◆ **EXERCISE INSTRUCTIONS**
Look for "Elizabeth" in each line of the entries, and return the matching lines.

◆ **DATA TO USE**
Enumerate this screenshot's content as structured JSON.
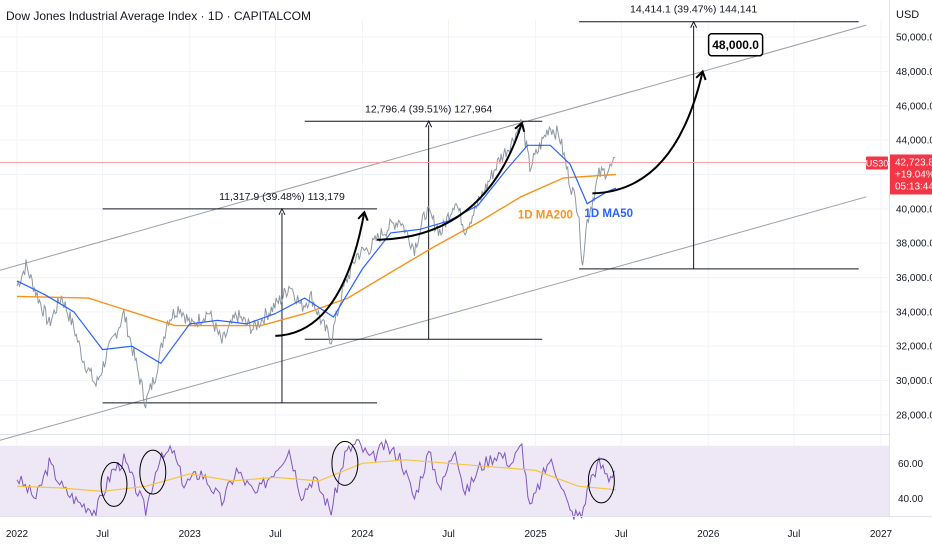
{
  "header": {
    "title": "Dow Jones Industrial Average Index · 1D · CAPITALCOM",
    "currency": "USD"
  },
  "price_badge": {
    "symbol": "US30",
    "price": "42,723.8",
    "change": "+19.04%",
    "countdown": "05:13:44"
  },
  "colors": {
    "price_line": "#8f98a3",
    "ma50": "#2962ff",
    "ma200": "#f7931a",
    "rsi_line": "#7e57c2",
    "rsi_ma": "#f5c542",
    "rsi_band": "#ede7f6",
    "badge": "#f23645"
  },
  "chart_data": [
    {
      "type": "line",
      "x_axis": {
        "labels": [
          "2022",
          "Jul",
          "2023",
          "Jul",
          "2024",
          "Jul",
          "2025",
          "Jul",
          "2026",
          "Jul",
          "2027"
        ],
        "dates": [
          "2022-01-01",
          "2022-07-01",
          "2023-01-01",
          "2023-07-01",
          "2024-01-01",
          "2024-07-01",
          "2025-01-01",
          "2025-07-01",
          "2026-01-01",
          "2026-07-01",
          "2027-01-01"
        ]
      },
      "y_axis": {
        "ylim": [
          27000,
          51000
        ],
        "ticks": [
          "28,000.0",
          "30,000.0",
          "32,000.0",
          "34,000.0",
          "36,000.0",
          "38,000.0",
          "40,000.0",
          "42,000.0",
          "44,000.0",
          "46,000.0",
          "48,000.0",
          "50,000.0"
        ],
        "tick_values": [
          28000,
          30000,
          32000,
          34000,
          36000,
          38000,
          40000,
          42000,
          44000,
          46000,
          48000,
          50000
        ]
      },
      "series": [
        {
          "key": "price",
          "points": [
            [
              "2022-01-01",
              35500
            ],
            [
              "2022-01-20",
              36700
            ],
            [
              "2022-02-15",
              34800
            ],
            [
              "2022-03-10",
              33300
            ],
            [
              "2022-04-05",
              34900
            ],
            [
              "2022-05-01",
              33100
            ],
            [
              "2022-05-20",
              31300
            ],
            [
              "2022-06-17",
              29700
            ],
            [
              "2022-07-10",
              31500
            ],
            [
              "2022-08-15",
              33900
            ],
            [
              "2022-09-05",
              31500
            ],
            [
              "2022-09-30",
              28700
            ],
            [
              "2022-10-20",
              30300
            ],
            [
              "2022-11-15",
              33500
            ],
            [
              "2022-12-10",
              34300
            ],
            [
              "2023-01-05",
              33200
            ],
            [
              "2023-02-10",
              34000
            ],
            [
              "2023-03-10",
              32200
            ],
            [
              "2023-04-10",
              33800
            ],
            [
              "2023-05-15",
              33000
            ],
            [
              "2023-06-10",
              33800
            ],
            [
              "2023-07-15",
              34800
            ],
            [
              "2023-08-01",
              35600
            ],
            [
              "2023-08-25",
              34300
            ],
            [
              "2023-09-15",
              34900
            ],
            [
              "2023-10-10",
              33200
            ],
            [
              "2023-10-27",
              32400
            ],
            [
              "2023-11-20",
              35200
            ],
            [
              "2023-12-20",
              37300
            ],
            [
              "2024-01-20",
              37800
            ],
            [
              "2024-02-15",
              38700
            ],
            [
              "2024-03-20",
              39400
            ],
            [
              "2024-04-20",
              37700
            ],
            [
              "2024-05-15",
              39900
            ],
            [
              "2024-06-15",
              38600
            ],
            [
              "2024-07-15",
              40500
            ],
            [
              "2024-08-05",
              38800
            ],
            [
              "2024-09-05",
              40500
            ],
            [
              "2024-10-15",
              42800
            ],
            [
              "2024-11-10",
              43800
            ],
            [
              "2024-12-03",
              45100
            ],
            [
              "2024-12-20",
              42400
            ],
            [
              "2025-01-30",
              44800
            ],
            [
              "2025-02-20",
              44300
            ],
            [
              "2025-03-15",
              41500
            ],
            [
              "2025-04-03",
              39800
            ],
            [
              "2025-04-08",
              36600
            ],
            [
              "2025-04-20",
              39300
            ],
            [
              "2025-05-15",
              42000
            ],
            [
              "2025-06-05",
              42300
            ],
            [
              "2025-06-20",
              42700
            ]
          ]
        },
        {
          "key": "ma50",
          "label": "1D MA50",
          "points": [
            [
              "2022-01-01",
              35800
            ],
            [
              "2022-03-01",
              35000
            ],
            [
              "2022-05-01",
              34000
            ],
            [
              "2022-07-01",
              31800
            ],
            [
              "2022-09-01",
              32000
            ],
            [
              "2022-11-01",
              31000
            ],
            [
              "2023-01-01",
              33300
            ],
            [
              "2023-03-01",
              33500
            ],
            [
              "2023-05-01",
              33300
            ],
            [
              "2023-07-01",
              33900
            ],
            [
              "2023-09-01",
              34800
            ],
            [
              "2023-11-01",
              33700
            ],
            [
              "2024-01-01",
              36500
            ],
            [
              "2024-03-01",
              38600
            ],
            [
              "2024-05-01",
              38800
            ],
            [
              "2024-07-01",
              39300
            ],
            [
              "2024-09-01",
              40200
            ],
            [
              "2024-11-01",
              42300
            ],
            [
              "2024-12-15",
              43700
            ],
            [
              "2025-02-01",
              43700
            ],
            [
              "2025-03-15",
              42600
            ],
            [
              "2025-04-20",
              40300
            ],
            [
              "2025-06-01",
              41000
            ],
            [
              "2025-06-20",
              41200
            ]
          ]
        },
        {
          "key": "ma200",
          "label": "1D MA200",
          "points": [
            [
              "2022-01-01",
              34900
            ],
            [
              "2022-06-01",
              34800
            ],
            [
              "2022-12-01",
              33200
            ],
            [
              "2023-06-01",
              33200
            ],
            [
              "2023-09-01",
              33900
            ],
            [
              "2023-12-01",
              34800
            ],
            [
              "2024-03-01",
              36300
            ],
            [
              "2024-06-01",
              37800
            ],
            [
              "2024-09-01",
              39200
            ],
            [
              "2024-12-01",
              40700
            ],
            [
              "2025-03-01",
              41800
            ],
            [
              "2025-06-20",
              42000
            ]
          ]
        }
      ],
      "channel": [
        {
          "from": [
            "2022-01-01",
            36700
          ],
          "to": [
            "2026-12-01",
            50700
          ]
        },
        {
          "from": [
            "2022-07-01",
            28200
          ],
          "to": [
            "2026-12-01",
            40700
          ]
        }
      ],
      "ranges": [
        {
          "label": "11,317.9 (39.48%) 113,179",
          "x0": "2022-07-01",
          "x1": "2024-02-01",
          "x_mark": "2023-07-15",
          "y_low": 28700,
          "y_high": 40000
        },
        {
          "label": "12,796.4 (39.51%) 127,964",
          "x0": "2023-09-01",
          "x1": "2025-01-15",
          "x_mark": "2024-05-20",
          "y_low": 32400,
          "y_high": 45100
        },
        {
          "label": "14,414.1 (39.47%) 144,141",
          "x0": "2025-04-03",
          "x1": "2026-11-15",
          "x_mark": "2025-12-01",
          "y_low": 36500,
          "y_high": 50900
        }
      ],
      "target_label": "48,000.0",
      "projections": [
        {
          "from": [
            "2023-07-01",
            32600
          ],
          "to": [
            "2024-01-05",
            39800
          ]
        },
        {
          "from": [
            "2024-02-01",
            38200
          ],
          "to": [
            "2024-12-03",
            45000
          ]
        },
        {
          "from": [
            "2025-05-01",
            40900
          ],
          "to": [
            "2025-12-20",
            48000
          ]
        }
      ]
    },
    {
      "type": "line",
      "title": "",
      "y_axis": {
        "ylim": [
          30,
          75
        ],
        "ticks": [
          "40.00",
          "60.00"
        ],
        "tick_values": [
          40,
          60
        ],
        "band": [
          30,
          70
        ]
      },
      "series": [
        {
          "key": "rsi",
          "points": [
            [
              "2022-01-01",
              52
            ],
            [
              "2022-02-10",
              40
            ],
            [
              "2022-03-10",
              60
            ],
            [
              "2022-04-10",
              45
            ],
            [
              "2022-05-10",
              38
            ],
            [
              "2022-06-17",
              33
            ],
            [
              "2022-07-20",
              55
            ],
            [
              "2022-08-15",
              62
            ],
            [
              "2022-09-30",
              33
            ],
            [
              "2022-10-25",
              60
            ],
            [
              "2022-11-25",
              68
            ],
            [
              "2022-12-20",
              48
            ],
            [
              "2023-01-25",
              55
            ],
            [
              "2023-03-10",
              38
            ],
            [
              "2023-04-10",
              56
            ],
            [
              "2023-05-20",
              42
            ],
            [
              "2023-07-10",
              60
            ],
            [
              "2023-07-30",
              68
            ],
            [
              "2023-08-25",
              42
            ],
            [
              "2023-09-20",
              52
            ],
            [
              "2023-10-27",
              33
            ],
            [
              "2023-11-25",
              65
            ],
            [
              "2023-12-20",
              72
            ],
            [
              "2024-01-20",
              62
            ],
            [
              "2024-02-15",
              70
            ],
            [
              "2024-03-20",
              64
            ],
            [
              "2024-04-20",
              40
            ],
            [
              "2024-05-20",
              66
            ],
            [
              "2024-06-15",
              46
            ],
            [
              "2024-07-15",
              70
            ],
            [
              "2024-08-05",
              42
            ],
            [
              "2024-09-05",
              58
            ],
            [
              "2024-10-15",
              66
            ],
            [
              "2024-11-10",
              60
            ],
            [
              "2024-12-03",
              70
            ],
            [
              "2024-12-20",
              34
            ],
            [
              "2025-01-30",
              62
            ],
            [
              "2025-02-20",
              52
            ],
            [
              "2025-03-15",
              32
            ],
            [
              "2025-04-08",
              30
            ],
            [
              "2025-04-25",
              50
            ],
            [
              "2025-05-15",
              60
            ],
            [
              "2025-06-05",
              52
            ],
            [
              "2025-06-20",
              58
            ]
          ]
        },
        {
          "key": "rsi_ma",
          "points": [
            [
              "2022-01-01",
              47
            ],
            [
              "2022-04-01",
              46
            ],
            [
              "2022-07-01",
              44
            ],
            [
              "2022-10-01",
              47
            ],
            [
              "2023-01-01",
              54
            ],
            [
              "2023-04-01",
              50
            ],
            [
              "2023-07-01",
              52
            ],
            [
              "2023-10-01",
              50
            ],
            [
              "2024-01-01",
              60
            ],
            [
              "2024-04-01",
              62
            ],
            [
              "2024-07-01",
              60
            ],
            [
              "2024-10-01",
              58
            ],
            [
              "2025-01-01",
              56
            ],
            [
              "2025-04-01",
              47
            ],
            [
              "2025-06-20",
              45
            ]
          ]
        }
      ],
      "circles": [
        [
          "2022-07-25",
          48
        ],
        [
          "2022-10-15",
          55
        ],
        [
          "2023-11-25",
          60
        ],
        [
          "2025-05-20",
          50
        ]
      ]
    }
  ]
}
==
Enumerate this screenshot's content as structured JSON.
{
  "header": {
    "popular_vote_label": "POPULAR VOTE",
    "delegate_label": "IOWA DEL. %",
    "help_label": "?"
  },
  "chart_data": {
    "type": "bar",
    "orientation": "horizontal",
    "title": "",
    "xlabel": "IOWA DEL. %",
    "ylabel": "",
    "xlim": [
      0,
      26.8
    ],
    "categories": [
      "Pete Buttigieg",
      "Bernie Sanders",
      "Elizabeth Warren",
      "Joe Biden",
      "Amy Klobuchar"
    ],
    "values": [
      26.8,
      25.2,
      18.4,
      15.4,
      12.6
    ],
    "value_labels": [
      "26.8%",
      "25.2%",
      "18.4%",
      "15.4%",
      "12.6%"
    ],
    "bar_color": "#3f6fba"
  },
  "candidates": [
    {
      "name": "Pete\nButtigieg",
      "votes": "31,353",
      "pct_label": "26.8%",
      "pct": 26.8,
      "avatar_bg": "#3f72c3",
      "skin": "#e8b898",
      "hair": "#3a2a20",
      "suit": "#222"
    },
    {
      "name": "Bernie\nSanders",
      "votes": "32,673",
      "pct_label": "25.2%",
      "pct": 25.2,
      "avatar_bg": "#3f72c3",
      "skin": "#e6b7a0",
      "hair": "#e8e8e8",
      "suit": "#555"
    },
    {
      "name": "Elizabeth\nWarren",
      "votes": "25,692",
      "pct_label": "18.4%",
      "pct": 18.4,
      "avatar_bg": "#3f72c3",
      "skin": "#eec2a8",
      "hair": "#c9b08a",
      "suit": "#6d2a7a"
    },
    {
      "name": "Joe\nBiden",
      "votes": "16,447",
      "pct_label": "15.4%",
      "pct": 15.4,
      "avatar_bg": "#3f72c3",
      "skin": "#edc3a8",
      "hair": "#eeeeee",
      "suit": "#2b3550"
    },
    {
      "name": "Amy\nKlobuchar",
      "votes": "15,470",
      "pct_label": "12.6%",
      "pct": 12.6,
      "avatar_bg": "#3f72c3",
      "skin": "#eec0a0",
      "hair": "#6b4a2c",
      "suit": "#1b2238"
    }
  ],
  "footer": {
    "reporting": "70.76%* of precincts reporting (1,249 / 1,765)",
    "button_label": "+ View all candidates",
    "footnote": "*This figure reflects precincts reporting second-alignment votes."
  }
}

◆ **IN RESPONSE**
      "Elizabeth Warren",
      "name": "Elizabeth\nWarren",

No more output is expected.